═════ Excerpted data

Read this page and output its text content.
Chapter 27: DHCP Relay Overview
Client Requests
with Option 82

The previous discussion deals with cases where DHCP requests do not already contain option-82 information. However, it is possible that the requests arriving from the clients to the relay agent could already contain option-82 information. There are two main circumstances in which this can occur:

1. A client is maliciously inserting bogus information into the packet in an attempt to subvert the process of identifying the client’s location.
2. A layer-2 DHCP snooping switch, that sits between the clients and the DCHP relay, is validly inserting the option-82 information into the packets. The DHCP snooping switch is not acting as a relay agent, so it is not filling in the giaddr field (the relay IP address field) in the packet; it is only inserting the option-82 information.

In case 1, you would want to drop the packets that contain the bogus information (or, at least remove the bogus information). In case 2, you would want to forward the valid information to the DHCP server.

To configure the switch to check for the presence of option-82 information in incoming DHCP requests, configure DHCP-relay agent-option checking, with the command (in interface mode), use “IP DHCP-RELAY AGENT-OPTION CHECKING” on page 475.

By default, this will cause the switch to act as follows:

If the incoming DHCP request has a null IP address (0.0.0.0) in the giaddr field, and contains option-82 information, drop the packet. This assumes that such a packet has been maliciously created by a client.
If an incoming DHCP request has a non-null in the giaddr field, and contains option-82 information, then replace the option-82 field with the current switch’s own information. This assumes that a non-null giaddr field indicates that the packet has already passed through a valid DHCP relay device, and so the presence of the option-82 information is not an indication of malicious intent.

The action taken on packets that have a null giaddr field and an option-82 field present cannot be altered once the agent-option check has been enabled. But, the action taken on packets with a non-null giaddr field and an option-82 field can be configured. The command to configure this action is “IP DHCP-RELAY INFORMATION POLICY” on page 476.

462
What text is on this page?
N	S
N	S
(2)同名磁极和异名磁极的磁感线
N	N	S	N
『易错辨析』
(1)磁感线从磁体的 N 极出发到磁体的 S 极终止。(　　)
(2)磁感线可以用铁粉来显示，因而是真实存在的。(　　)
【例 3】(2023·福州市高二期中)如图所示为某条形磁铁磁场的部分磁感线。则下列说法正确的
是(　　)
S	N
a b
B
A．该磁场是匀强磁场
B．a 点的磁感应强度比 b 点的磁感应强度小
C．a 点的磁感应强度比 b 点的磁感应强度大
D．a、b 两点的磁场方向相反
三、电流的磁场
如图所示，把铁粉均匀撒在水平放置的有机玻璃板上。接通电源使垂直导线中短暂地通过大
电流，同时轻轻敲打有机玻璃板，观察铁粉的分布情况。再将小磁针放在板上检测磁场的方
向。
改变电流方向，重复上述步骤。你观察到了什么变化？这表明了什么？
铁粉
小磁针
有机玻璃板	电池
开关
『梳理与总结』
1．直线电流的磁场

══════════

* **Exercise aim**: In the records above, locate each line with the word "text". Copy all such lines.

* **Solution for this task**:
Read this page and output its text content.
What text is on this page?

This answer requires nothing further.